:: Your task ::
Quote every line as written. Omit pictures.
--- start Given information ---
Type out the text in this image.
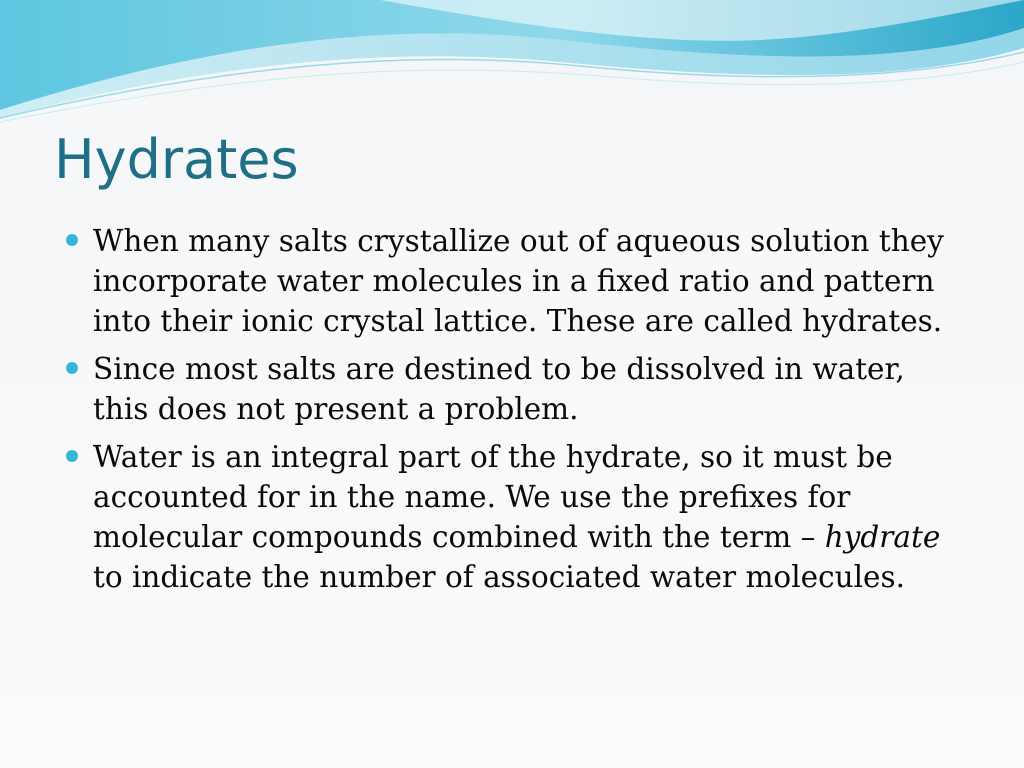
Hydrates
When many salts crystallize out of aqueous solution they incorporate water molecules in a fixed ratio and pattern into their ionic crystal lattice. These are called hydrates.
Since most salts are destined to be dissolved in water, this does not present a problem.
Water is an integral part of the hydrate, so it must be accounted for in the name. We use the prefixes for molecular compounds combined with the term – hydrate to indicate the number of associated water molecules.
--- end Given information ---
:: Full answer ::
Type out the text in this image.
Hydrates
When many salts crystallize out of aqueous solution they incorporate water molecules in a fixed ratio and pattern into their ionic crystal lattice. These are called hydrates.
Since most salts are destined to be dissolved in water, this does not present a problem.
Water is an integral part of the hydrate, so it must be accounted for in the name. We use the prefixes for molecular compounds combined with the term – hydrate to indicate the number of associated water molecules.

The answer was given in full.